WHAT IS EXPECTED:
Starting at the line that holds "Extract all readable text from this page.", quote every line through the end of the records, both boundary lines included. Omit the pictures.

ENTRIES SHOWN:

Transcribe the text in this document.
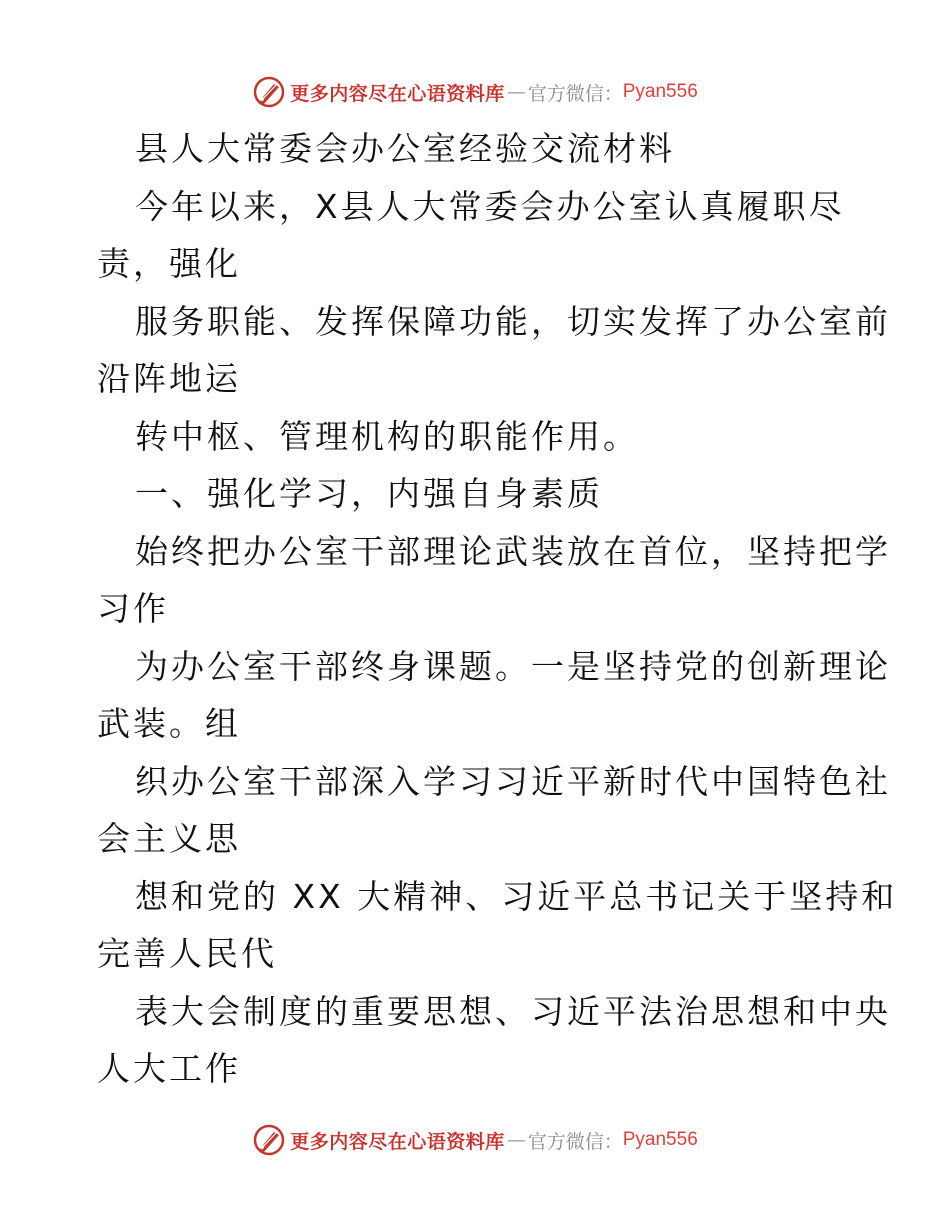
更多内容尽在心语资料库 — 官方微信： Pyan556
县人大常委会办公室经验交流材料
今年以来，X县人大常委会办公室认真履职尽
责，强化
服务职能、发挥保障功能，切实发挥了办公室前
沿阵地运
转中枢、管理机构的职能作用。
一、强化学习，内强自身素质
始终把办公室干部理论武装放在首位，坚持把学
习作
为办公室干部终身课题。一是坚持党的创新理论
武装。组
织办公室干部深入学习习近平新时代中国特色社
会主义思
想和党的 XX 大精神、习近平总书记关于坚持和
完善人民代
表大会制度的重要思想、习近平法治思想和中央
人大工作
更多内容尽在心语资料库 — 官方微信： Pyan556
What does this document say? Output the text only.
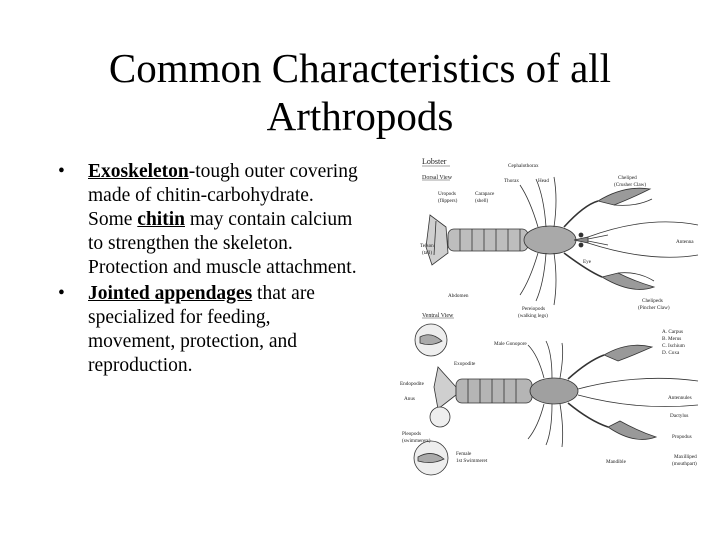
Common Characteristics of all
Arthropods
• Exoskeleton-tough outer covering made of chitin-carbohydrate. Some chitin may contain calcium to strengthen the skeleton. Protection and muscle attachment.
• Jointed appendages that are specialized for feeding, movement, protection, and reproduction.
Lobster
Dorsal View
Cephalothorax
Thorax	Head	Cheliped
(Crusher Claw)
Uropods
(flippers)
Carapace
(shell)
Antenna
Telson
(tail)
Eye
Abdomen
Pereiopods
(walking legs)
Chelipeds
(Pincher Claw)
Ventral View
Male Gonopore
A. Carpus
B. Merus
C. Ischium
D. Coxa
Exopodite
Endopodite
Anus
Pleopods
(swimmerets)
Female
1st Swimmeret
Antennules
Dactylus
Propodus
Maxilliped
(mouthpart)
Mandible
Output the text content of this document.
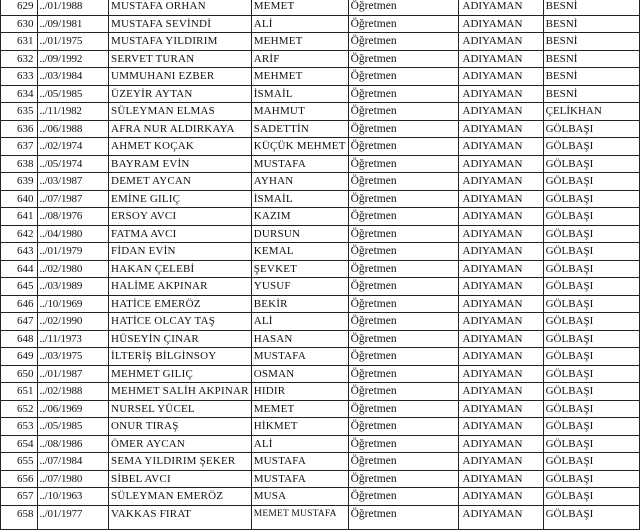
629	../01/1988	MUSTAFA ORHAN	MEMET	Öğretmen	ADIYAMAN	BESNİ
630	../09/1981	MUSTAFA SEVİNDİ	ALİ	Öğretmen	ADIYAMAN	BESNİ
631	../01/1975	MUSTAFA YILDIRIM	MEHMET	Öğretmen	ADIYAMAN	BESNİ
632	../09/1992	SERVET TURAN	ARİF	Öğretmen	ADIYAMAN	BESNİ
633	../03/1984	UMMUHANI EZBER	MEHMET	Öğretmen	ADIYAMAN	BESNİ
634	../05/1985	ÜZEYİR AYTAN	İSMAİL	Öğretmen	ADIYAMAN	BESNİ
635	../11/1982	SÜLEYMAN ELMAS	MAHMUT	Öğretmen	ADIYAMAN	ÇELİKHAN
636	../06/1988	AFRA NUR ALDIRKAYA	SADETTİN	Öğretmen	ADIYAMAN	GÖLBAŞI
637	../02/1974	AHMET KOÇAK	KÜÇÜK MEHMET	Öğretmen	ADIYAMAN	GÖLBAŞI
638	../05/1974	BAYRAM EVİN	MUSTAFA	Öğretmen	ADIYAMAN	GÖLBAŞI
639	../03/1987	DEMET AYCAN	AYHAN	Öğretmen	ADIYAMAN	GÖLBAŞI
640	../07/1987	EMİNE GILIÇ	İSMAİL	Öğretmen	ADIYAMAN	GÖLBAŞI
641	../08/1976	ERSOY AVCI	KAZIM	Öğretmen	ADIYAMAN	GÖLBAŞI
642	../04/1980	FATMA AVCI	DURSUN	Öğretmen	ADIYAMAN	GÖLBAŞI
643	../01/1979	FİDAN EVİN	KEMAL	Öğretmen	ADIYAMAN	GÖLBAŞI
644	../02/1980	HAKAN ÇELEBİ	ŞEVKET	Öğretmen	ADIYAMAN	GÖLBAŞI
645	../03/1989	HALİME AKPINAR	YUSUF	Öğretmen	ADIYAMAN	GÖLBAŞI
646	../10/1969	HATİCE EMERÖZ	BEKİR	Öğretmen	ADIYAMAN	GÖLBAŞI
647	../02/1990	HATİCE OLCAY TAŞ	ALİ	Öğretmen	ADIYAMAN	GÖLBAŞI
648	../11/1973	HÜSEYİN ÇINAR	HASAN	Öğretmen	ADIYAMAN	GÖLBAŞI
649	../03/1975	İLTERİŞ BİLGİNSOY	MUSTAFA	Öğretmen	ADIYAMAN	GÖLBAŞI
650	../01/1987	MEHMET GILIÇ	OSMAN	Öğretmen	ADIYAMAN	GÖLBAŞI
651	../02/1988	MEHMET SALİH AKPINAR	HIDIR	Öğretmen	ADIYAMAN	GÖLBAŞI
652	../06/1969	NURSEL YÜCEL	MEMET	Öğretmen	ADIYAMAN	GÖLBAŞI
653	../05/1985	ONUR TIRAŞ	HİKMET	Öğretmen	ADIYAMAN	GÖLBAŞI
654	../08/1986	ÖMER AYCAN	ALİ	Öğretmen	ADIYAMAN	GÖLBAŞI
655	../07/1984	SEMA YILDIRIM ŞEKER	MUSTAFA	Öğretmen	ADIYAMAN	GÖLBAŞI
656	../07/1980	SİBEL AVCI	MUSTAFA	Öğretmen	ADIYAMAN	GÖLBAŞI
657	../10/1963	SÜLEYMAN EMERÖZ	MUSA	Öğretmen	ADIYAMAN	GÖLBAŞI
658	../01/1977	VAKKAS FIRAT	MEMET MUSTAFA	Öğretmen	ADIYAMAN	GÖLBAŞI
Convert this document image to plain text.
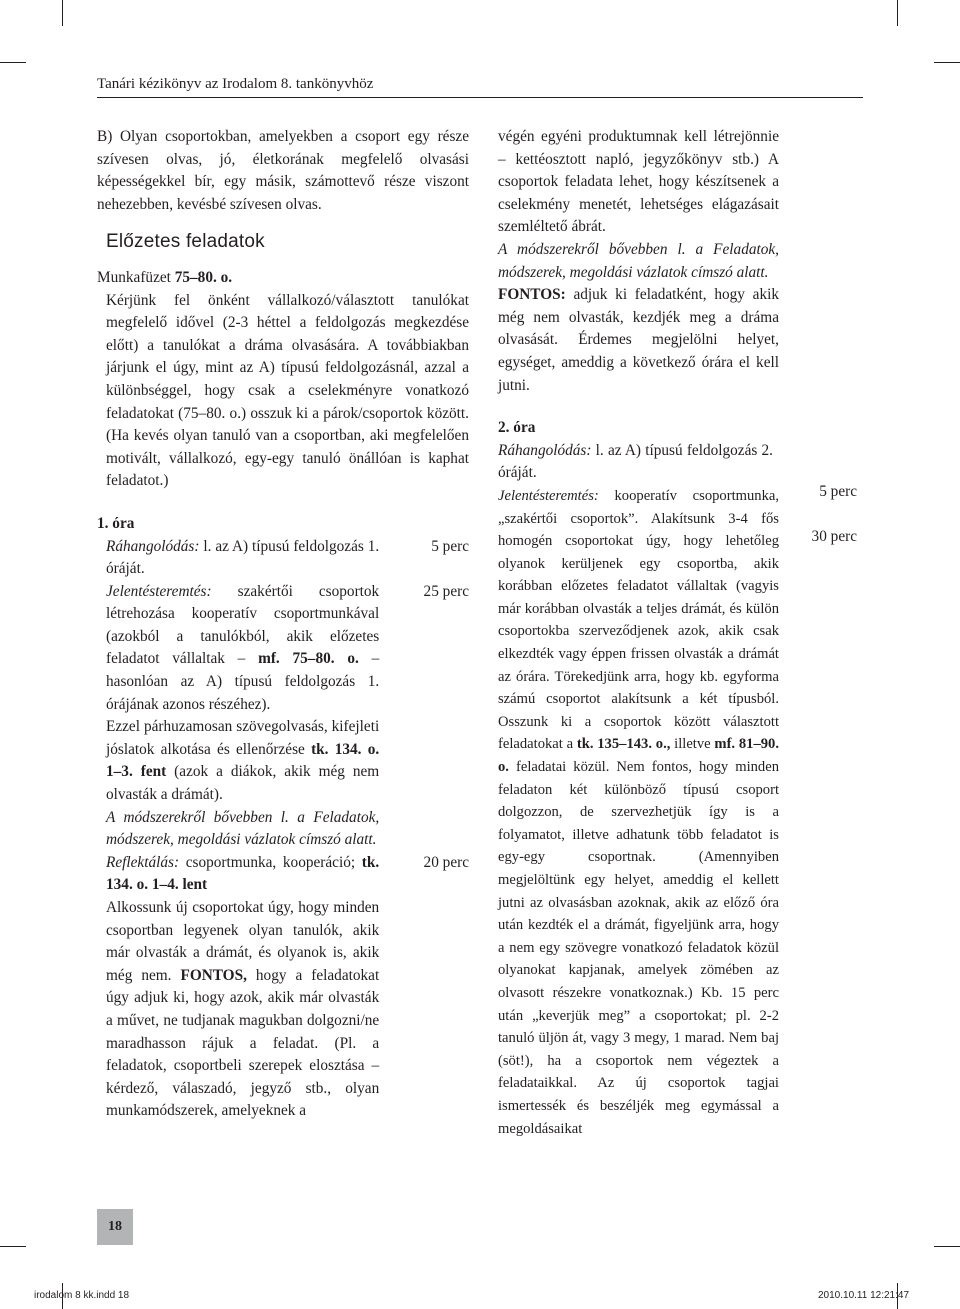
Tanári kézikönyv az Irodalom 8. tankönyvhöz

B) Olyan csoportokban, amelyekben a csoport egy része szívesen olvas, jó, életkorának megfelelő olvasási képességekkel bír, egy másik, számottevő része viszont nehezebben, kevésbé szívesen olvas.

Előzetes feladatok

Munkafüzet 75–80. o.

Kérjünk fel önként vállalkozó/választott tanulókat megfelelő idővel (2-3 héttel a feldolgozás megkezdése előtt) a tanulókat a dráma olvasására. A továbbiakban járjunk el úgy, mint az A) típusú feldolgozásnál, azzal a különbséggel, hogy csak a cselekményre vonatkozó feladatokat (75–80. o.) osszuk ki a párok/csoportok között. (Ha kevés olyan tanuló van a csoportban, aki megfelelően motivált, vállalkozó, egy-egy tanuló önállóan is kaphat feladatot.)

1. óra

Ráhangolódás: l. az A) típusú feldolgozás 1. óráját.
5 perc
Jelentésteremtés: szakértői csoportok létrehozása kooperatív csoportmunkával (azokból a tanulókból, akik előzetes feladatot vállaltak – mf. 75–80. o. – hasonlóan az A) típusú feldolgozás 1. órájának azonos részéhez).
Ezzel párhuzamosan szövegolvasás, kifejleti jóslatok alkotása és ellenőrzése tk. 134. o. 1–3. fent (azok a diákok, akik még nem olvasták a drámát).
A módszerekről bővebben l. a Feladatok, módszerek, megoldási vázlatok címszó alatt.
25 perc
Reflektálás: csoportmunka, kooperáció; tk. 134. o. 1–4. lent
Alkossunk új csoportokat úgy, hogy minden csoportban legyenek olyan tanulók, akik már olvasták a drámát, és olyanok is, akik még nem. FONTOS, hogy a feladatokat úgy adjuk ki, hogy azok, akik már olvasták a művet, ne tudjanak magukban dolgozni/ne maradhasson rájuk a feladat. (Pl. a feladatok, csoportbeli szerepek elosztása – kérdező, válaszadó, jegyző stb., olyan munkamódszerek, amelyeknek a
20 perc

végén egyéni produktumnak kell létrejönnie – kettéosztott napló, jegyzőkönyv stb.) A csoportok feladata lehet, hogy készítsenek a cselekmény menetét, lehetséges elágazásait szemléltető ábrát.

A módszerekről bővebben l. a Feladatok, módszerek, megoldási vázlatok címszó alatt.

FONTOS: adjuk ki feladatként, hogy akik még nem olvasták, kezdjék meg a dráma olvasását. Érdemes megjelölni helyet, egységet, ameddig a következő órára el kell jutni.

2. óra

Ráhangolódás: l. az A) típusú feldolgozás 2. óráját.

Jelentésteremtés: kooperatív csoportmunka, „szakértői csoportok”. Alakítsunk 3-4 fős homogén csoportokat úgy, hogy lehetőleg olyanok kerüljenek egy csoportba, akik korábban előzetes feladatot vállaltak (vagyis már korábban olvasták a teljes drámát, és külön csoportokba szerveződjenek azok, akik csak elkezdték vagy éppen frissen olvasták a drámát az órára. Törekedjünk arra, hogy kb. egyforma számú csoportot alakítsunk a két típusból. Osszunk ki a csoportok között választott feladatokat a tk. 135–143. o., illetve mf. 81–90. o. feladatai közül. Nem fontos, hogy minden feladaton két különböző típusú csoport dolgozzon, de szervezhetjük így is a folyamatot, illetve adhatunk több feladatot is egy-egy csoportnak. (Amennyiben megjelöltünk egy helyet, ameddig el kellett jutni az olvasásban azoknak, akik az előző óra után kezdték el a drámát, figyeljünk arra, hogy a nem egy szövegre vonatkozó feladatok közül olyanokat kapjanak, amelyek zömében az olvasott részekre vonatkoznak.) Kb. 15 perc után „keverjük meg” a csoportokat; pl. 2-2 tanuló üljön át, vagy 3 megy, 1 marad. Nem baj (söt!), ha a csoportok nem végeztek a feladataikkal. Az új csoportok tagjai ismertessék és beszéljék meg egymással a megoldásaikat

5 perc
30 perc
18
irodalom 8 kk.indd 18	2010.10.11 12:21:47
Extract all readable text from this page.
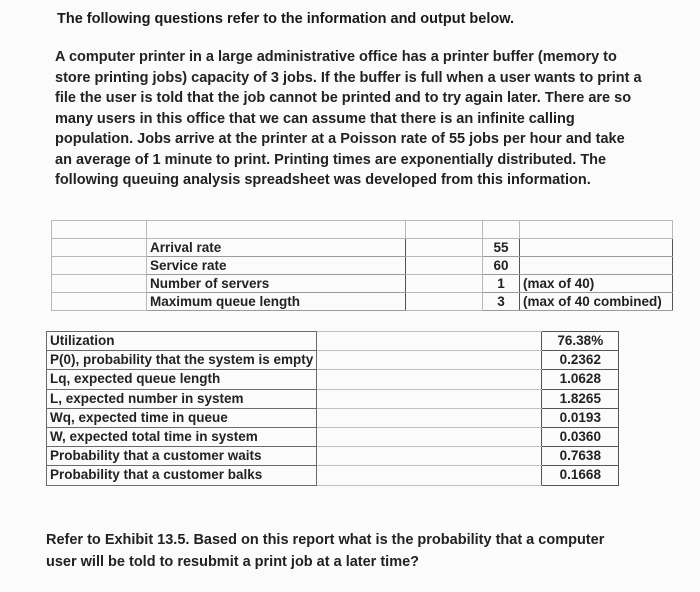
The following questions refer to the information and output below.
A computer printer in a large administrative office has a printer buffer (memory to
store printing jobs) capacity of 3 jobs. If the buffer is full when a user wants to print a
file the user is told that the job cannot be printed and to try again later. There are so
many users in this office that we can assume that there is an infinite calling
population. Jobs arrive at the printer at a Poisson rate of 55 jobs per hour and take
an average of 1 minute to print. Printing times are exponentially distributed. The
following queuing analysis spreadsheet was developed from this information.

	Arrival rate		55	
	Service rate		60	
	Number of servers		1	(max of 40)
	Maximum queue length		3	(max of 40 combined)
Utilization		76.38%
P(0), probability that the system is empty		0.2362
Lq, expected queue length		1.0628
L, expected number in system		1.8265
Wq, expected time in queue		0.0193
W, expected total time in system		0.0360
Probability that a customer waits		0.7638
Probability that a customer balks		0.1668
Refer to Exhibit 13.5. Based on this report what is the probability that a computer
user will be told to resubmit a print job at a later time?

ANSWER IN FULL:
Extract all readable text from this page.
The following questions refer to the information and output below.
A computer printer in a large administrative office has a printer buffer (memory to
store printing jobs) capacity of 3 jobs. If the buffer is full when a user wants to print a
file the user is told that the job cannot be printed and to try again later. There are so
many users in this office that we can assume that there is an infinite calling
population. Jobs arrive at the printer at a Poisson rate of 55 jobs per hour and take
an average of 1 minute to print. Printing times are exponentially distributed. The
following queuing analysis spreadsheet was developed from this information.

	Arrival rate		55	
	Service rate		60	
	Number of servers		1	(max of 40)
	Maximum queue length		3	(max of 40 combined)
Utilization		76.38%
P(0), probability that the system is empty		0.2362
Lq, expected queue length		1.0628
L, expected number in system		1.8265
Wq, expected time in queue		0.0193
W, expected total time in system		0.0360
Probability that a customer waits		0.7638
Probability that a customer balks		0.1668
Refer to Exhibit 13.5. Based on this report what is the probability that a computer
user will be told to resubmit a print job at a later time?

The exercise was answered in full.